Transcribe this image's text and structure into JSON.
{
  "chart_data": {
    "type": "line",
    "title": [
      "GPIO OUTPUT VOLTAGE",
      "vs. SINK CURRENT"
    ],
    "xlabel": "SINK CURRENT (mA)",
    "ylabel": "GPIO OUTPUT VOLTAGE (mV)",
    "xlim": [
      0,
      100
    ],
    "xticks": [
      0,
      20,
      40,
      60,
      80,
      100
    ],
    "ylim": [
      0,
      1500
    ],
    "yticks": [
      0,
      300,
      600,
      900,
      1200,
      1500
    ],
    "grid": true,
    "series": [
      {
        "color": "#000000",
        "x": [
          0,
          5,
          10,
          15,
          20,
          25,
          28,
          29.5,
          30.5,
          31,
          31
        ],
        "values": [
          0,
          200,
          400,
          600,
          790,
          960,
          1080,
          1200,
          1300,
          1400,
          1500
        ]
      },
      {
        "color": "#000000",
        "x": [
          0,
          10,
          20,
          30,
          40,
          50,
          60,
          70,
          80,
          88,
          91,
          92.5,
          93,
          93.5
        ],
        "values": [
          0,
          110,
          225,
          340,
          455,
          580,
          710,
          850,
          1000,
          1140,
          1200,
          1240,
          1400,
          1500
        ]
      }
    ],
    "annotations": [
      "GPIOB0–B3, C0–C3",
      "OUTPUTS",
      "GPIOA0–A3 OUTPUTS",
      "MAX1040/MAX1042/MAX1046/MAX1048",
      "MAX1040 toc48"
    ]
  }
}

- What to do -
Reproduce the entire listing word for word.

- Answer to the task -
Transcribe this image's text and structure into JSON.
{
  "chart_data": {
    "type": "line",
    "title": [
      "GPIO OUTPUT VOLTAGE",
      "vs. SINK CURRENT"
    ],
    "xlabel": "SINK CURRENT (mA)",
    "ylabel": "GPIO OUTPUT VOLTAGE (mV)",
    "xlim": [
      0,
      100
    ],
    "xticks": [
      0,
      20,
      40,
      60,
      80,
      100
    ],
    "ylim": [
      0,
      1500
    ],
    "yticks": [
      0,
      300,
      600,
      900,
      1200,
      1500
    ],
    "grid": true,
    "series": [
      {
        "color": "#000000",
        "x": [
          0,
          5,
          10,
          15,
          20,
          25,
          28,
          29.5,
          30.5,
          31,
          31
        ],
        "values": [
          0,
          200,
          400,
          600,
          790,
          960,
          1080,
          1200,
          1300,
          1400,
          1500
        ]
      },
      {
        "color": "#000000",
        "x": [
          0,
          10,
          20,
          30,
          40,
          50,
          60,
          70,
          80,
          88,
          91,
          92.5,
          93,
          93.5
        ],
        "values": [
          0,
          110,
          225,
          340,
          455,
          580,
          710,
          850,
          1000,
          1140,
          1200,
          1240,
          1400,
          1500
        ]
      }
    ],
    "annotations": [
      "GPIOB0–B3, C0–C3",
      "OUTPUTS",
      "GPIOA0–A3 OUTPUTS",
      "MAX1040/MAX1042/MAX1046/MAX1048",
      "MAX1040 toc48"
    ]
  }
}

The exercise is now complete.